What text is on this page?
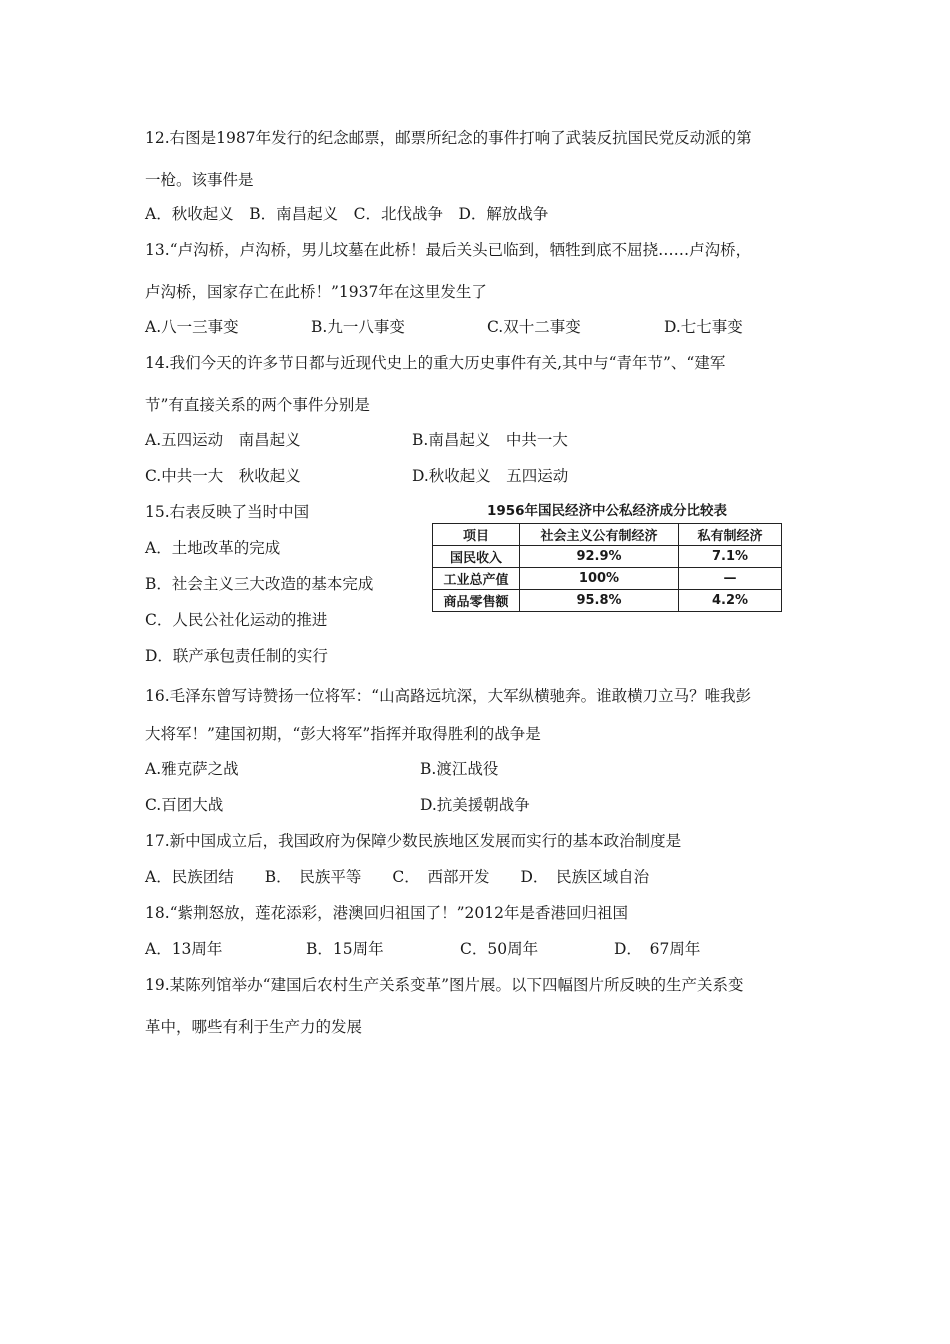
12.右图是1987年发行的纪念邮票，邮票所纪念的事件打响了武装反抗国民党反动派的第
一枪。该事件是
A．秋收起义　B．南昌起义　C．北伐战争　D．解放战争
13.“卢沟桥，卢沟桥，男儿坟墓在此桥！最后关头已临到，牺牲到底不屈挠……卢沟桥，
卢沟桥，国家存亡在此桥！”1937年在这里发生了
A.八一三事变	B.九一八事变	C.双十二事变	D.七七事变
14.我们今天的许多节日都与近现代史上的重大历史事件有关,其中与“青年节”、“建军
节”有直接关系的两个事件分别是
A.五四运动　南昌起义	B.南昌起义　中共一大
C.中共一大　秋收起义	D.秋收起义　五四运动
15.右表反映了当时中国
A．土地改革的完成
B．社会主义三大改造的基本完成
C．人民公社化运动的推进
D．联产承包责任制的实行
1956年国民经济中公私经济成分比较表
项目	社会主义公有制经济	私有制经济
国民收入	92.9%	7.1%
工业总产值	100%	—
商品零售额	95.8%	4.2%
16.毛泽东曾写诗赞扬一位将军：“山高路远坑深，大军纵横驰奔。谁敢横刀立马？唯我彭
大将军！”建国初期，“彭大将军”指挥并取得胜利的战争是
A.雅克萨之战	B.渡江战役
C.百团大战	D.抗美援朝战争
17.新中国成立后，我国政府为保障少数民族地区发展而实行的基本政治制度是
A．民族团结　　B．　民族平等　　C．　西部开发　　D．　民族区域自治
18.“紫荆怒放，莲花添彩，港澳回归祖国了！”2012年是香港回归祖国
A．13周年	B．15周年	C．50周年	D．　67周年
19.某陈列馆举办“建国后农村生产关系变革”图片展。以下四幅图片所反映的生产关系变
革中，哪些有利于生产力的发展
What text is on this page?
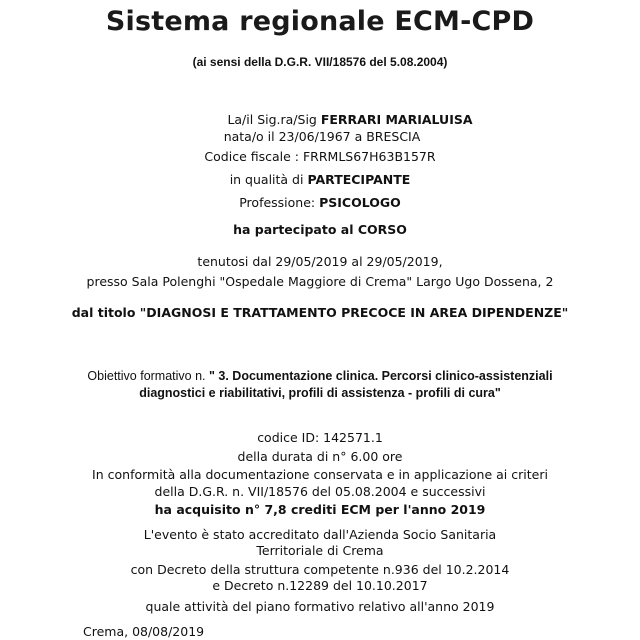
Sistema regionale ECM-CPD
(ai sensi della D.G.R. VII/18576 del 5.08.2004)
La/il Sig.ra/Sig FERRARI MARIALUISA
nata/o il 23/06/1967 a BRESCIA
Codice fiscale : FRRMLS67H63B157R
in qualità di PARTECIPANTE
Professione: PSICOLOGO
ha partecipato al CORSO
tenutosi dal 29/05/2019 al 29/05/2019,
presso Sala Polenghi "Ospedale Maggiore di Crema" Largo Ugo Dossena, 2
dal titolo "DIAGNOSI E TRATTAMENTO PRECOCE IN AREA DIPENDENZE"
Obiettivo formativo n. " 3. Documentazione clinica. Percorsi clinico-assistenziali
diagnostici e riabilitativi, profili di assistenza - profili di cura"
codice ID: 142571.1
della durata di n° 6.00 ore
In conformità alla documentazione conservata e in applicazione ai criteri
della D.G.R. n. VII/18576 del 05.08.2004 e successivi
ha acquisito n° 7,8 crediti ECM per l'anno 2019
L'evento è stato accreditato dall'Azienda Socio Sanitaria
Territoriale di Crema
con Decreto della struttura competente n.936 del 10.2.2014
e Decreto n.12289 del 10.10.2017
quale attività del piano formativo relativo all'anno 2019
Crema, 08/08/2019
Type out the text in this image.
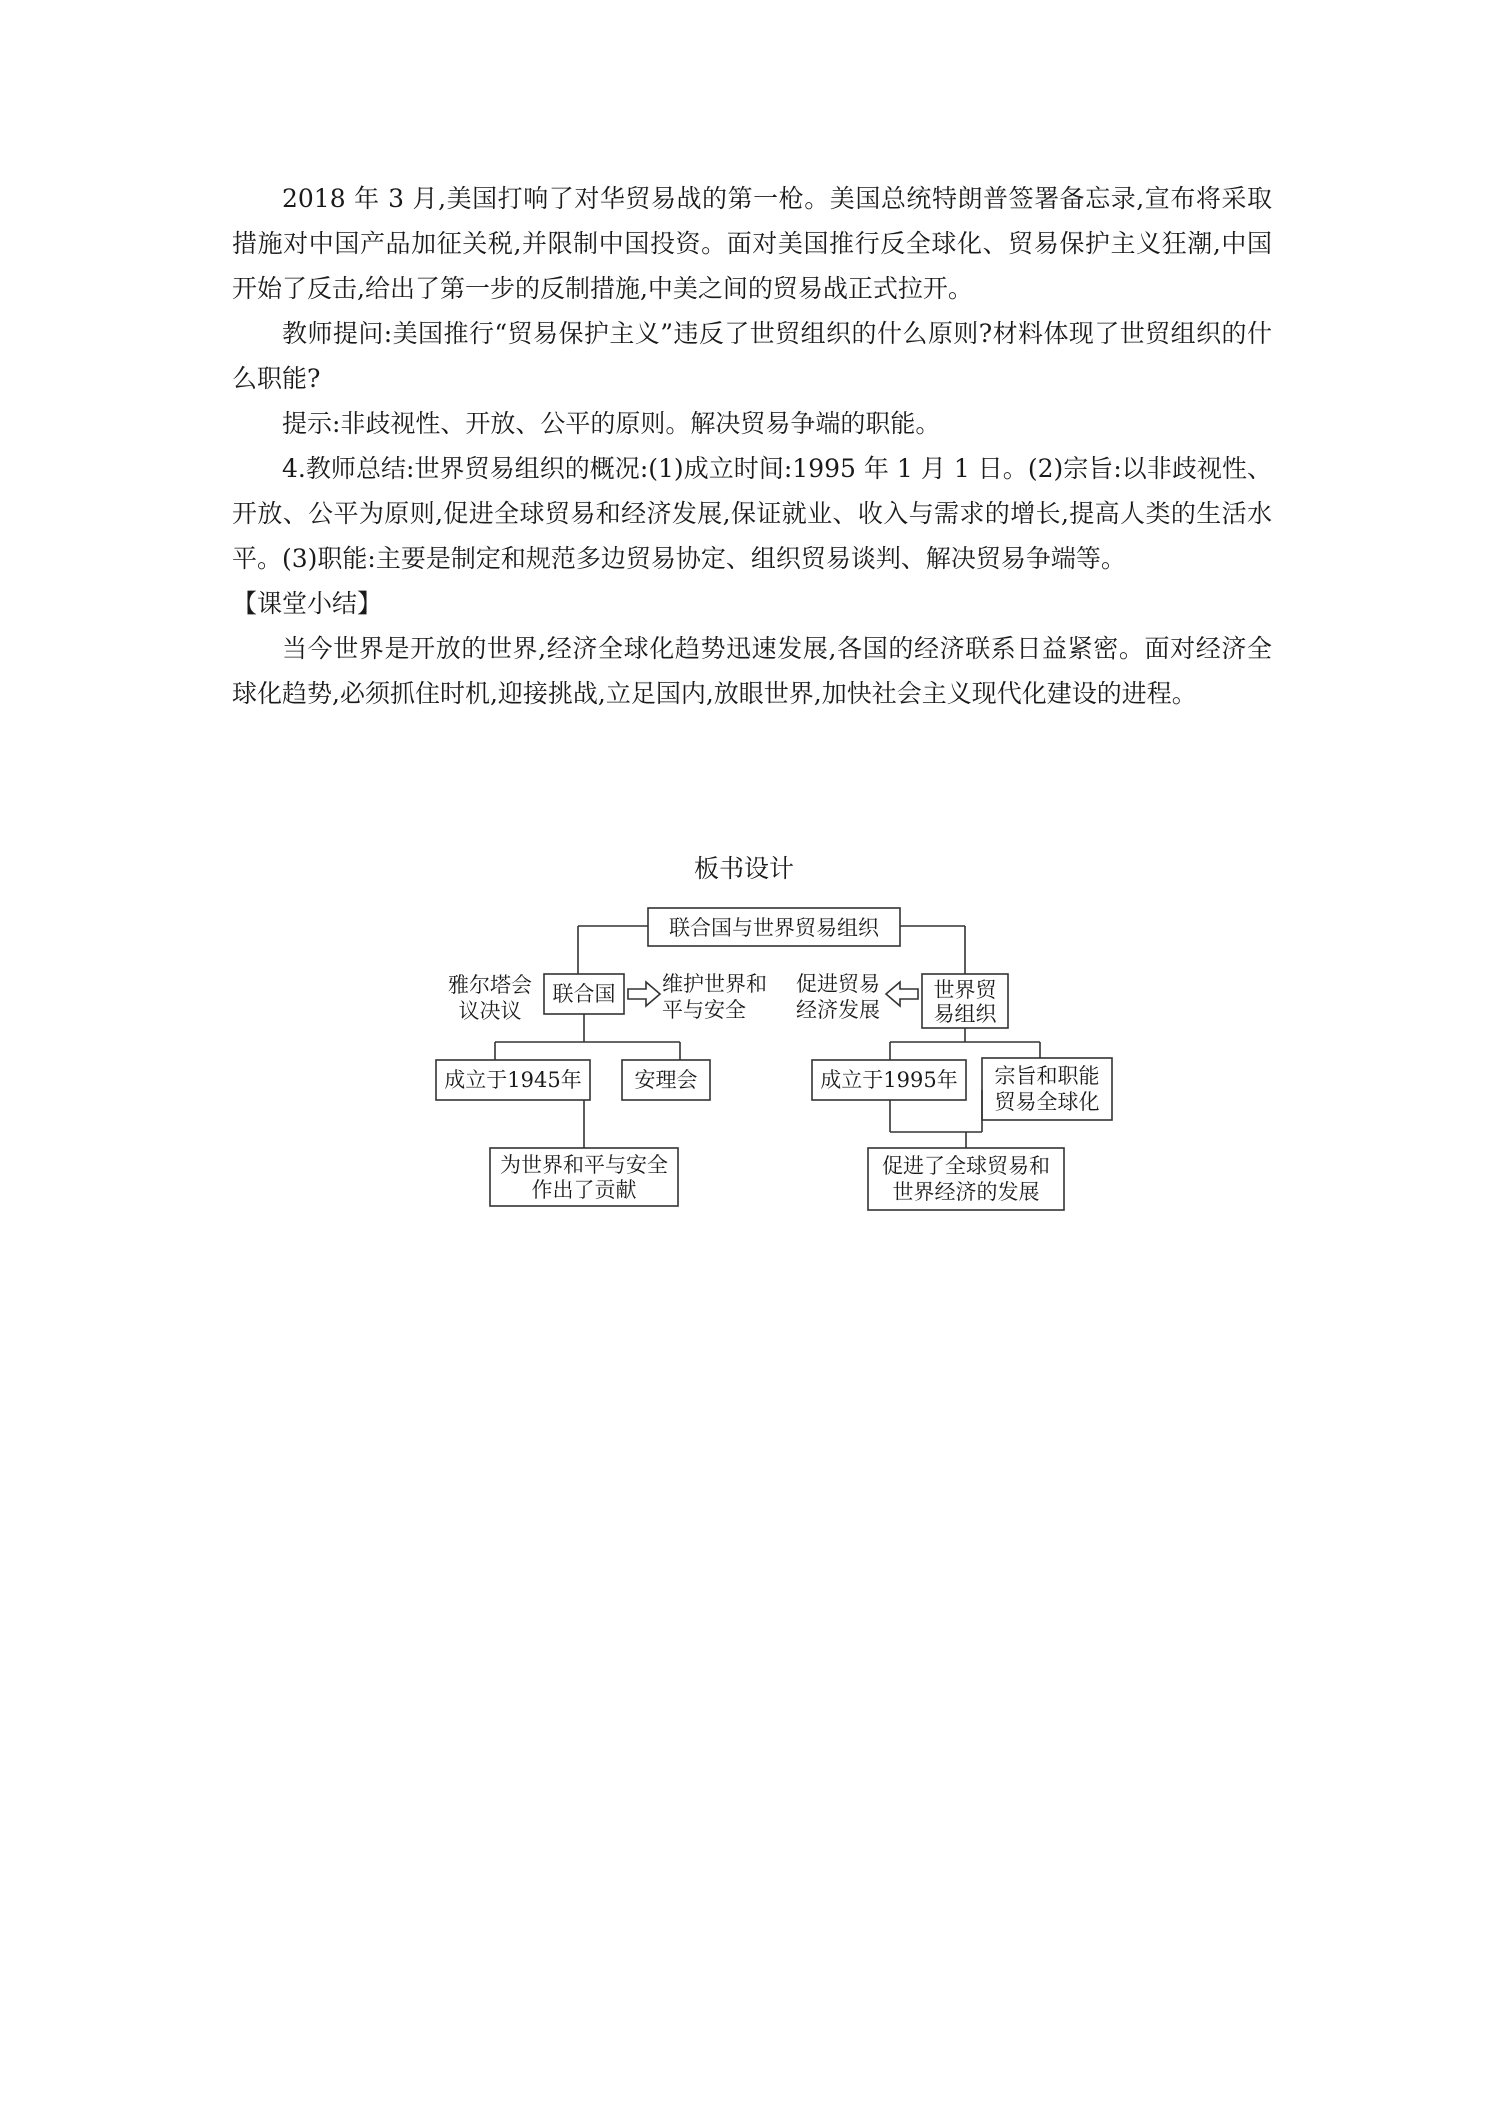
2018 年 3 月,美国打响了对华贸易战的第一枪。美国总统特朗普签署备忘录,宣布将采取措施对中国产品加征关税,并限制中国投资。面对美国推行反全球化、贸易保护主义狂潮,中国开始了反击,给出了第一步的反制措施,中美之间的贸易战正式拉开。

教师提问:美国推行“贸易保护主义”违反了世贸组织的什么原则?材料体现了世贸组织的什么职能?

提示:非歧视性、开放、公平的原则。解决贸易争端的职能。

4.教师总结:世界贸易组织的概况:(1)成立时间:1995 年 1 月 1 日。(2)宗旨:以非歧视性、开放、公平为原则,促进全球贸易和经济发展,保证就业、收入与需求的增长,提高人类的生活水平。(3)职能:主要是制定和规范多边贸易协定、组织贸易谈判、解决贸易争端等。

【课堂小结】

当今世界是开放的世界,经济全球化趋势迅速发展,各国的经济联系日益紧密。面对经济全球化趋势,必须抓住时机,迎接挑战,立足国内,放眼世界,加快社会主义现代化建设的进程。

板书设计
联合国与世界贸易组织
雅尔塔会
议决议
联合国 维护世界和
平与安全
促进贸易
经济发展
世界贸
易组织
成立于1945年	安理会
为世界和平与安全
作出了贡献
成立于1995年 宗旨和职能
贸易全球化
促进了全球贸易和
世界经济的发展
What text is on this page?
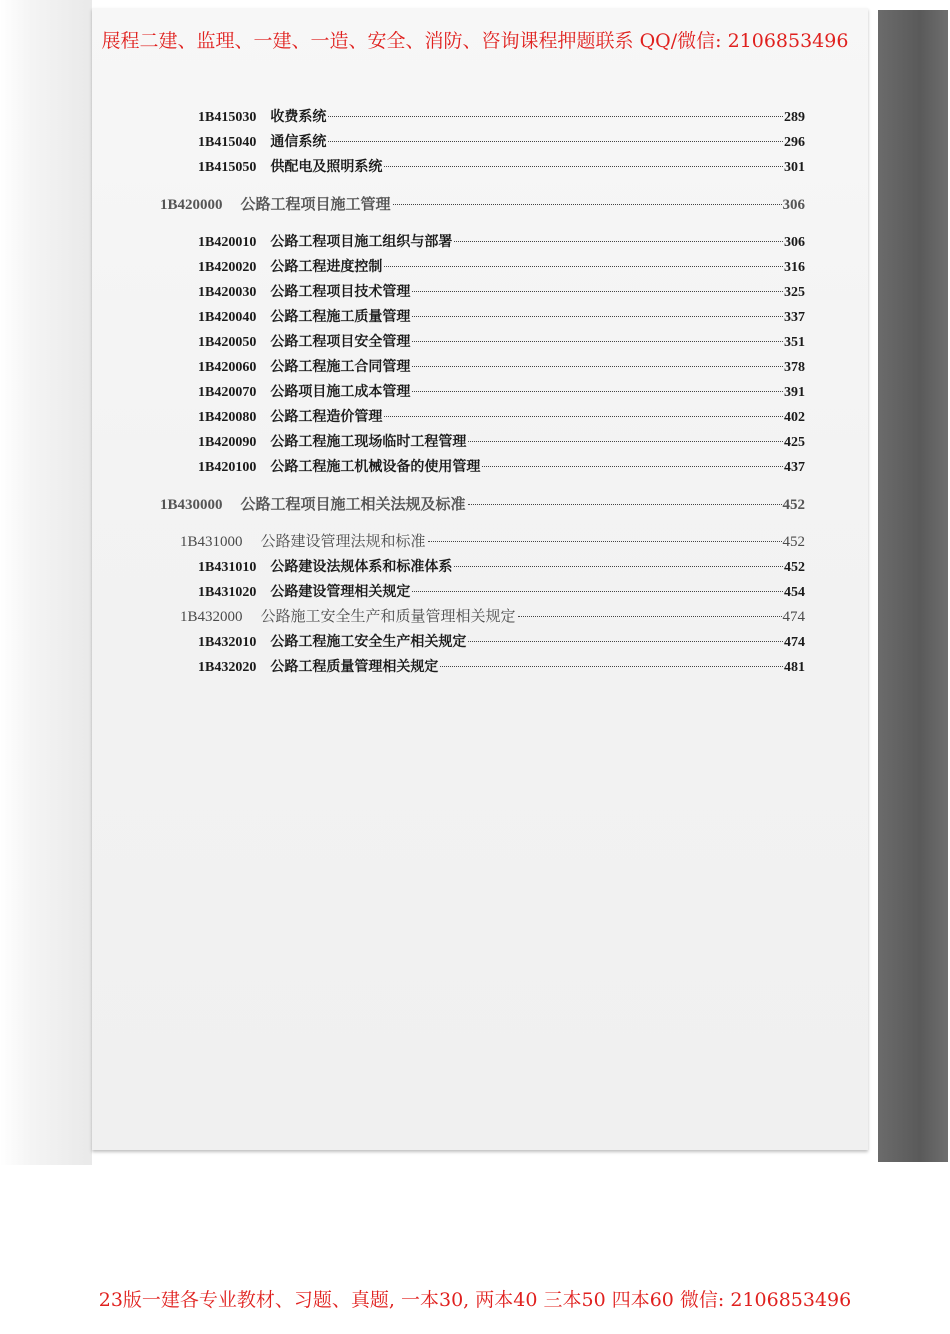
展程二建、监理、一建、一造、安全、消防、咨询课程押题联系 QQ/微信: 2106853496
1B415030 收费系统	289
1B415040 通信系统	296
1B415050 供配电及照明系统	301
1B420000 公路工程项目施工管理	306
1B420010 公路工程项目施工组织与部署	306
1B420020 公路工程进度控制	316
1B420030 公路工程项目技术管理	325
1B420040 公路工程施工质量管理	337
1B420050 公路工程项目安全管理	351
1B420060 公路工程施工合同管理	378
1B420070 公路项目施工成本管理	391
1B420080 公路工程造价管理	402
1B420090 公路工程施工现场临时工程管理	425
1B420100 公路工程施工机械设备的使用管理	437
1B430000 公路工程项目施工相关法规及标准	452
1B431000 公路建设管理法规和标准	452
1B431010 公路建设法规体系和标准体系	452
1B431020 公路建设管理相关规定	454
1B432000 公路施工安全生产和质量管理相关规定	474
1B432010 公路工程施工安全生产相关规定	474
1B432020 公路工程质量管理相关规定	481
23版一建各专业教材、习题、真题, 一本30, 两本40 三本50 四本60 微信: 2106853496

--------------------------------------------------

→ **Task brief**
From the data above, copy each line where the string "formativo" appears.

→ **Expected output**
Obiettivo formativo n. " 3. Documentazione clinica. Percorsi clinico-assistenziali
quale attività del piano formativo relativo all'anno 2019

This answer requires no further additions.